[A run of records]
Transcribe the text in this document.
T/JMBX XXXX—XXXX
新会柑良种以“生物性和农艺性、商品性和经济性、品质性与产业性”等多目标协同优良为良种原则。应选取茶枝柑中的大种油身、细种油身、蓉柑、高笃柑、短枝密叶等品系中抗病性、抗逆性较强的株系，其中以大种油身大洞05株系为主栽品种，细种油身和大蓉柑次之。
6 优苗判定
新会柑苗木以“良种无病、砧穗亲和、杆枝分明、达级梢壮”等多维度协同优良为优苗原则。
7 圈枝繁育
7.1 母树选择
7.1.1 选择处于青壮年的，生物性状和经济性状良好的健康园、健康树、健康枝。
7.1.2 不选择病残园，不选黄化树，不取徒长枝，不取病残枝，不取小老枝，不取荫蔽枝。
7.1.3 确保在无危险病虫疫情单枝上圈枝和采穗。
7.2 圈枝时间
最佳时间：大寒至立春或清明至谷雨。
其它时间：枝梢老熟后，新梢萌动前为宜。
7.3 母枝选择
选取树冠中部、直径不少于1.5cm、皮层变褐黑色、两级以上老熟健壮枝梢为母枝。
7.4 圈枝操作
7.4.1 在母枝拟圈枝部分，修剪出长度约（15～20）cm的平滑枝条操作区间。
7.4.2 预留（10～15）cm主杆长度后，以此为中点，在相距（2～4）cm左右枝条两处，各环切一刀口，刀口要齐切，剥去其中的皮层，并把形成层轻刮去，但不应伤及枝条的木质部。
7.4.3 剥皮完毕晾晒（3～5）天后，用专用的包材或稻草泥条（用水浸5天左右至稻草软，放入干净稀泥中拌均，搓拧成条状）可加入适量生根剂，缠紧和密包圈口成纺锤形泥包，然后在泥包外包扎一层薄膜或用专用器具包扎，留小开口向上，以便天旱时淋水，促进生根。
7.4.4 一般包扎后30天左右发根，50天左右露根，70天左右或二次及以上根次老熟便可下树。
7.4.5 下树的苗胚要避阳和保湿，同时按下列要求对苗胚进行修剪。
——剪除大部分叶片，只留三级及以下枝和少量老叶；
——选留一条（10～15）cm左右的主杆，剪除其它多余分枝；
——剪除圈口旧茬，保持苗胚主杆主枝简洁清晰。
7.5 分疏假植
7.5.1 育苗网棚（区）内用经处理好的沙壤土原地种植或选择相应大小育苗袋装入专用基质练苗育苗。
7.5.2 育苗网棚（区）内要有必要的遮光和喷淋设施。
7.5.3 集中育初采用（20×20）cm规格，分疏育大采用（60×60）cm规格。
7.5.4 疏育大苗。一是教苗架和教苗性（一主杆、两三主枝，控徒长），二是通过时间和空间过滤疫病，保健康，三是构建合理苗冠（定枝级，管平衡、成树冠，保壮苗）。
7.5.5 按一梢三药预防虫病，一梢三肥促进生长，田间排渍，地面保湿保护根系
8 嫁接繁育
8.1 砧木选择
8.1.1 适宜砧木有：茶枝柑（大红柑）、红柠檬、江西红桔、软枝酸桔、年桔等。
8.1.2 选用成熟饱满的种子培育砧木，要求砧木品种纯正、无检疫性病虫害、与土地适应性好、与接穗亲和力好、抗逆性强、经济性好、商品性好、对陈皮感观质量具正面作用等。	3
==
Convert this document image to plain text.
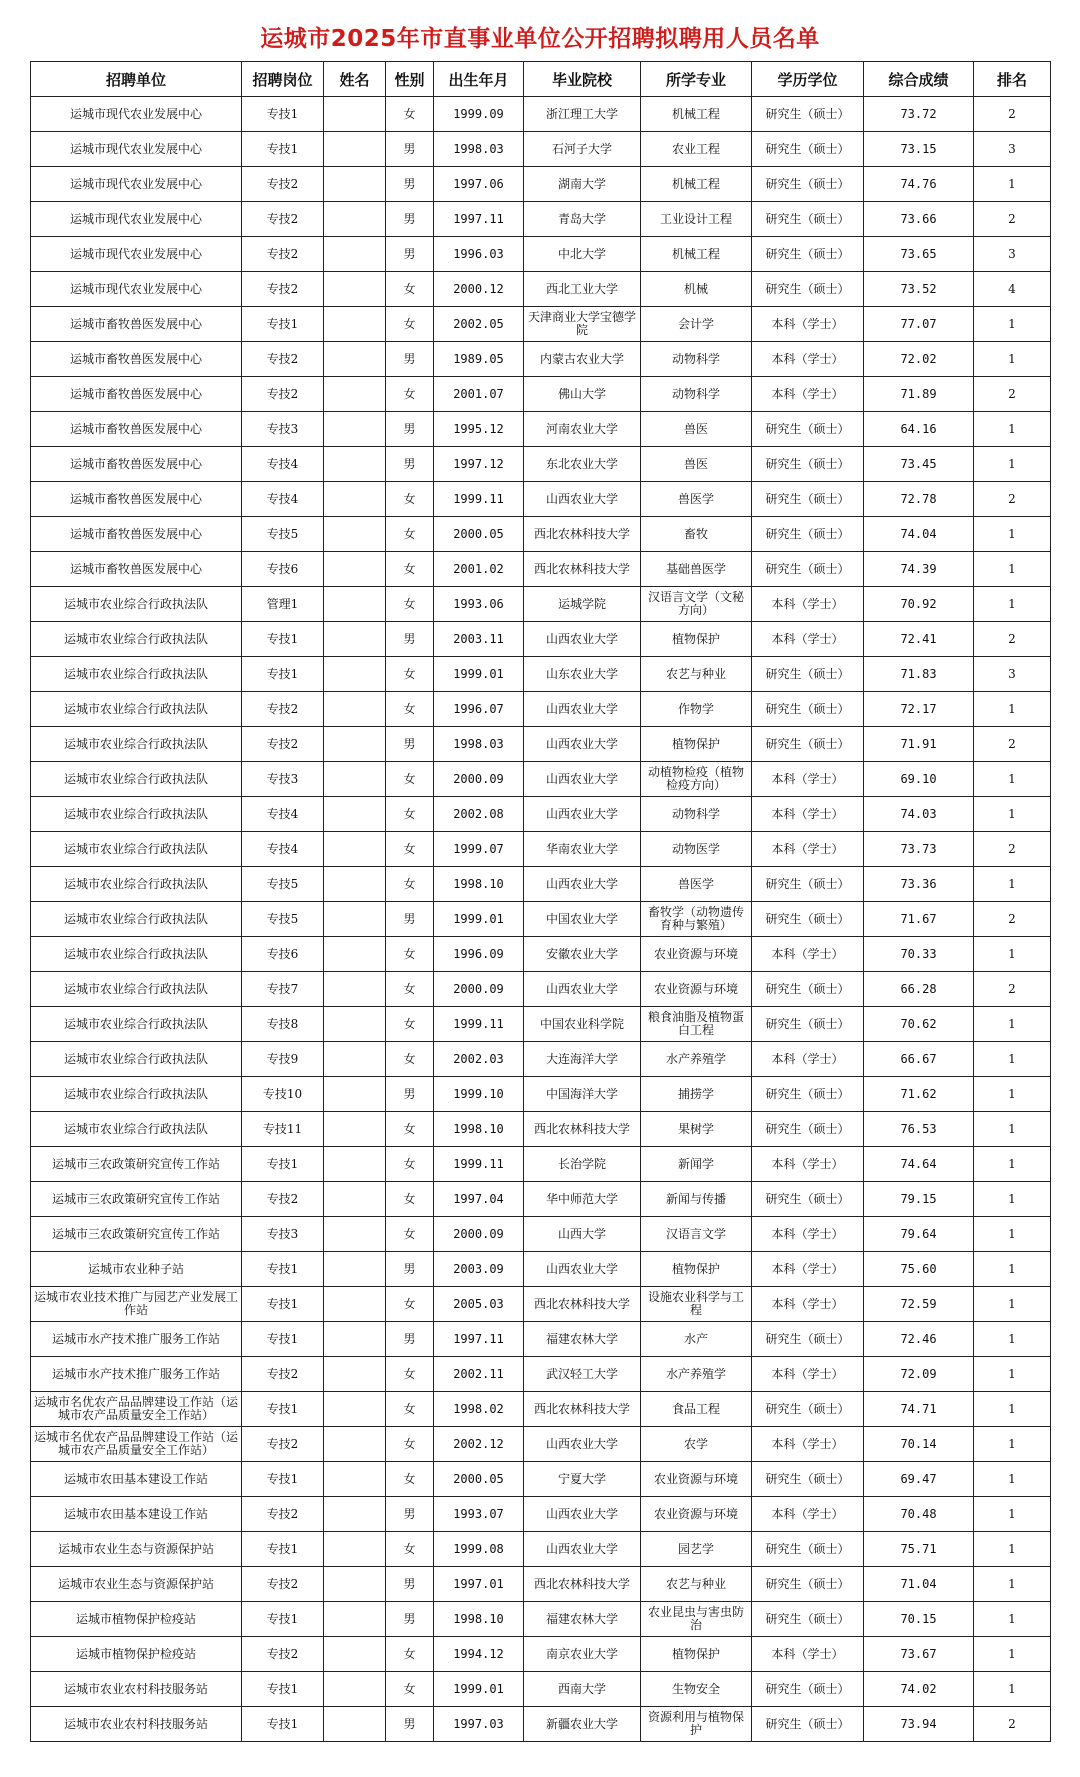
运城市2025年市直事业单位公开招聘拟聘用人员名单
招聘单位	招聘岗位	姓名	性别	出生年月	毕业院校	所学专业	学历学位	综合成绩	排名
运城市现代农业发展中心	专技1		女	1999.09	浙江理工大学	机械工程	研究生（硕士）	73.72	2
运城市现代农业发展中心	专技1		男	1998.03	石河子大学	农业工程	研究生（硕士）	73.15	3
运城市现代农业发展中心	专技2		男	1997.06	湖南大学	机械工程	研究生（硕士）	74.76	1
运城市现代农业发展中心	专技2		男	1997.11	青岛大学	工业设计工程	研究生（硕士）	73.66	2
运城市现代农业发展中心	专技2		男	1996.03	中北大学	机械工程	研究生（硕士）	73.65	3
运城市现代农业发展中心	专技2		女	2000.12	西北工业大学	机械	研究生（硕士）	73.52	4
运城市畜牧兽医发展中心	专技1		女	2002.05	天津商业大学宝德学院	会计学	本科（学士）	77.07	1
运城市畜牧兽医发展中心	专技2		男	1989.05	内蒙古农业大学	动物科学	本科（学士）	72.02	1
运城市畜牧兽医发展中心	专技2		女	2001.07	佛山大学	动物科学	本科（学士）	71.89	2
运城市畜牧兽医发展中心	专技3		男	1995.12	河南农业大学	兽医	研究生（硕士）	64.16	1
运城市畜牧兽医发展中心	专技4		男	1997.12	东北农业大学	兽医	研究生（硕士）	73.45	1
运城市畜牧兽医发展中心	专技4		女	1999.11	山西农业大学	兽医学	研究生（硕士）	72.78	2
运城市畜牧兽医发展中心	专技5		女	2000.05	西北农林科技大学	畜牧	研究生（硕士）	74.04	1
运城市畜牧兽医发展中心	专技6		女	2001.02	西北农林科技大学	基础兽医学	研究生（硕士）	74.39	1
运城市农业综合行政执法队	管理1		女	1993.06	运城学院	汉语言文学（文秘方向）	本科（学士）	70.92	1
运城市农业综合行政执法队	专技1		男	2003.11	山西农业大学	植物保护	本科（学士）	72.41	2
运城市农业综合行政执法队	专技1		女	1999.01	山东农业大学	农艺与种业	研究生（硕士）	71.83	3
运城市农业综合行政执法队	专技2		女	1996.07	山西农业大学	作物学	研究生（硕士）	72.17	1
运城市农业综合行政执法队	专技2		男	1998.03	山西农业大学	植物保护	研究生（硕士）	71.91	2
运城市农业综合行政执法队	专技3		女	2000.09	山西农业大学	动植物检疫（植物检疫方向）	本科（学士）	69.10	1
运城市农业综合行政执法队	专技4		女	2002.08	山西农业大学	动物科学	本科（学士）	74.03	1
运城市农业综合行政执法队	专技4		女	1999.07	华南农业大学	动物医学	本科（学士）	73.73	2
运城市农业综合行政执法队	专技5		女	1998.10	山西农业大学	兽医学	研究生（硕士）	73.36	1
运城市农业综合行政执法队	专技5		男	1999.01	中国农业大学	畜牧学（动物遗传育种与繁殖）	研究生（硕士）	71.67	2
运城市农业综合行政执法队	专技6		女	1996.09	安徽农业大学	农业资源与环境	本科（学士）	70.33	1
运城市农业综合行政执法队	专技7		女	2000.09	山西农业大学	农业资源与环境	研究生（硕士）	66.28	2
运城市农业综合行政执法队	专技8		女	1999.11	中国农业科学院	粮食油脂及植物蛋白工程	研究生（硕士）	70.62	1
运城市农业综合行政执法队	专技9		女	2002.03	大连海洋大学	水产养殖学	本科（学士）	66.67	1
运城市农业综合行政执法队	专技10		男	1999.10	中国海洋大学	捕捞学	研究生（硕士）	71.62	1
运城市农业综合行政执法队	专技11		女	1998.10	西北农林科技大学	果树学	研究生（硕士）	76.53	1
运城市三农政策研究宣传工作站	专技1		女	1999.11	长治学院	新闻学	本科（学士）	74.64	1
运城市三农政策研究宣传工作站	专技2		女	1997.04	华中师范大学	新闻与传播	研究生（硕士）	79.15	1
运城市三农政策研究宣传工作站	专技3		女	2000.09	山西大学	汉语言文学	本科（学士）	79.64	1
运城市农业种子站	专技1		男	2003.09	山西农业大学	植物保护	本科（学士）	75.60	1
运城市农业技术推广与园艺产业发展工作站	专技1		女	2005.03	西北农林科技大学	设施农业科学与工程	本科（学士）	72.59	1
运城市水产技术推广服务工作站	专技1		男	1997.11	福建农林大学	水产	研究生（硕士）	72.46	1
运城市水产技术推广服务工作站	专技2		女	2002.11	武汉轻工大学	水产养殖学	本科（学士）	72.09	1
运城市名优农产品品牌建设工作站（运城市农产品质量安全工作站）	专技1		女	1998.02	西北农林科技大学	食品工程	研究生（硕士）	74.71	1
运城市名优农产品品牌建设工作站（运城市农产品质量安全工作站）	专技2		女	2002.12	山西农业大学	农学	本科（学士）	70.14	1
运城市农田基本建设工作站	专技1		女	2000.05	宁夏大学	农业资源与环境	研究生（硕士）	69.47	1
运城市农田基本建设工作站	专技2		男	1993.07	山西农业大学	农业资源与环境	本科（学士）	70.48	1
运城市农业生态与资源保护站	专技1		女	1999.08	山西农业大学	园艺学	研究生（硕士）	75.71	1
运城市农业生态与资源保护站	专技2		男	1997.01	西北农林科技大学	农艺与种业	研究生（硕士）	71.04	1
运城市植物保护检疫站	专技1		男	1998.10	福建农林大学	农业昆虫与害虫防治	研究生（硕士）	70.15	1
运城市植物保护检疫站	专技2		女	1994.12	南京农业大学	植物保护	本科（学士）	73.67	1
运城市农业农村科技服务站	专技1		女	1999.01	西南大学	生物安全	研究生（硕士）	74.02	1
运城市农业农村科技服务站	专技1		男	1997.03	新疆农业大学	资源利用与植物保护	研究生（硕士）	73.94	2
--
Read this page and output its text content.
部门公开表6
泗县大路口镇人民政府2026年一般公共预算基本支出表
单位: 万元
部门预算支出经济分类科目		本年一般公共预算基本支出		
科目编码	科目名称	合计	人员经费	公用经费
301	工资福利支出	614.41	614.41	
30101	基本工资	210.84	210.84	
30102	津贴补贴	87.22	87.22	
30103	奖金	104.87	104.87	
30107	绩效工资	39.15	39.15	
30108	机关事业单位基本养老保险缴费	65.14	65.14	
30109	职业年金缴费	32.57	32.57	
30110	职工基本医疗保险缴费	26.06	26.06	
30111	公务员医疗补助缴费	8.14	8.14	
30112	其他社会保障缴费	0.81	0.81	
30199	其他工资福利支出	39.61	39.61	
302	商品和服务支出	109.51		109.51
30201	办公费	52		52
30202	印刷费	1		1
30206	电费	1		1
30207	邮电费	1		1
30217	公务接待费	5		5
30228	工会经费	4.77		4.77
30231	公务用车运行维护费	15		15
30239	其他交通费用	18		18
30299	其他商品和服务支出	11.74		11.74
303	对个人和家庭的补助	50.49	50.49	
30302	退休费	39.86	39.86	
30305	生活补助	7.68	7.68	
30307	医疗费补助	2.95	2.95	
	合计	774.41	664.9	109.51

Your objective >>
Copy in full each line that holds the word "育苗网棚".

Finished task >>
7.5.1 育苗网棚（区）内用经处理好的沙壤土原地种植或选择相应大小育苗袋装入专用基质练苗育苗。
7.5.2 育苗网棚（区）内要有必要的遮光和喷淋设施。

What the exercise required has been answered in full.